▶ **Aim of the task**
Reproduce the listing below verbatim.

[Data extracted from a collection]

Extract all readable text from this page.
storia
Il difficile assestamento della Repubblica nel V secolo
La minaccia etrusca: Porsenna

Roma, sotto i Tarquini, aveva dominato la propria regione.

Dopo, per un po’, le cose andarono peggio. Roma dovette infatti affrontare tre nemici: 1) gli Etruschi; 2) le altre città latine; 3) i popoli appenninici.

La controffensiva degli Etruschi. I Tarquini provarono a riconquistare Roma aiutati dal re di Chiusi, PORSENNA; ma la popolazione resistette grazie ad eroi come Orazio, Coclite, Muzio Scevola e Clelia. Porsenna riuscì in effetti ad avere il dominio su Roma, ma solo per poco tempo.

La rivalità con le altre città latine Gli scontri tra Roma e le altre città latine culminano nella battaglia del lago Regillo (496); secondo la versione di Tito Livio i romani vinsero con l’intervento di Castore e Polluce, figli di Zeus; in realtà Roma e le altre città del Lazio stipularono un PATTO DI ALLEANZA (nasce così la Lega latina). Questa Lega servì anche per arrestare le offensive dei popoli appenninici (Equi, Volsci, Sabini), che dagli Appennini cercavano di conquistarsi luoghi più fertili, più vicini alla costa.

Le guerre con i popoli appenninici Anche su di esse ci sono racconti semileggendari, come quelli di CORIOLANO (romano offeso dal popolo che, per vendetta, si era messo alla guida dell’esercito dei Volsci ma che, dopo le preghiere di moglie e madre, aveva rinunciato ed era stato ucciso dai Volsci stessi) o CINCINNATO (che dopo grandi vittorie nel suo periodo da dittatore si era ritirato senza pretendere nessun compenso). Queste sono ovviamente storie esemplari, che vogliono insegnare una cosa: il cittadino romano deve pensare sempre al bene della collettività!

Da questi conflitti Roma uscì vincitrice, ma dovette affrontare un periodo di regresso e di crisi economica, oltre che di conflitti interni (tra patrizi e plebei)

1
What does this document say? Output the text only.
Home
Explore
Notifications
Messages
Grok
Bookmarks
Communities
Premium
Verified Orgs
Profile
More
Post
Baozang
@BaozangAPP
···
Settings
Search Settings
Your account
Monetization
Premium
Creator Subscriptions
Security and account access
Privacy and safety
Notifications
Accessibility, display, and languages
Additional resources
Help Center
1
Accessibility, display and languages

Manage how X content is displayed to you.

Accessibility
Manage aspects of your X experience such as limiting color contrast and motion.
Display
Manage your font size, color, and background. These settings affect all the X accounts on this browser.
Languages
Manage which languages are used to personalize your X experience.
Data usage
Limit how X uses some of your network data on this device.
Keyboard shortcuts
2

▶ **Solution for this problem**
Extract all readable text from this page.
storia
Il difficile assestamento della Repubblica nel V secolo
La minaccia etrusca: Porsenna

Roma, sotto i Tarquini, aveva dominato la propria regione.

Dopo, per un po’, le cose andarono peggio. Roma dovette infatti affrontare tre nemici: 1) gli Etruschi; 2) le altre città latine; 3) i popoli appenninici.

La controffensiva degli Etruschi. I Tarquini provarono a riconquistare Roma aiutati dal re di Chiusi, PORSENNA; ma la popolazione resistette grazie ad eroi come Orazio, Coclite, Muzio Scevola e Clelia. Porsenna riuscì in effetti ad avere il dominio su Roma, ma solo per poco tempo.

La rivalità con le altre città latine Gli scontri tra Roma e le altre città latine culminano nella battaglia del lago Regillo (496); secondo la versione di Tito Livio i romani vinsero con l’intervento di Castore e Polluce, figli di Zeus; in realtà Roma e le altre città del Lazio stipularono un PATTO DI ALLEANZA (nasce così la Lega latina). Questa Lega servì anche per arrestare le offensive dei popoli appenninici (Equi, Volsci, Sabini), che dagli Appennini cercavano di conquistarsi luoghi più fertili, più vicini alla costa.

Le guerre con i popoli appenninici Anche su di esse ci sono racconti semileggendari, come quelli di CORIOLANO (romano offeso dal popolo che, per vendetta, si era messo alla guida dell’esercito dei Volsci ma che, dopo le preghiere di moglie e madre, aveva rinunciato ed era stato ucciso dai Volsci stessi) o CINCINNATO (che dopo grandi vittorie nel suo periodo da dittatore si era ritirato senza pretendere nessun compenso). Queste sono ovviamente storie esemplari, che vogliono insegnare una cosa: il cittadino romano deve pensare sempre al bene della collettività!

Da questi conflitti Roma uscì vincitrice, ma dovette affrontare un periodo di regresso e di crisi economica, oltre che di conflitti interni (tra patrizi e plebei)

1
What does this document say? Output the text only.
Home
Explore
Notifications
Messages
Grok
Bookmarks
Communities
Premium
Verified Orgs
Profile
More
Post
Baozang
@BaozangAPP
···
Settings
Search Settings
Your account
Monetization
Premium
Creator Subscriptions
Security and account access
Privacy and safety
Notifications
Accessibility, display, and languages
Additional resources
Help Center
1
Accessibility, display and languages

Manage how X content is displayed to you.

Accessibility
Manage aspects of your X experience such as limiting color contrast and motion.
Display
Manage your font size, color, and background. These settings affect all the X accounts on this browser.
Languages
Manage which languages are used to personalize your X experience.
Data usage
Limit how X uses some of your network data on this device.
Keyboard shortcuts
2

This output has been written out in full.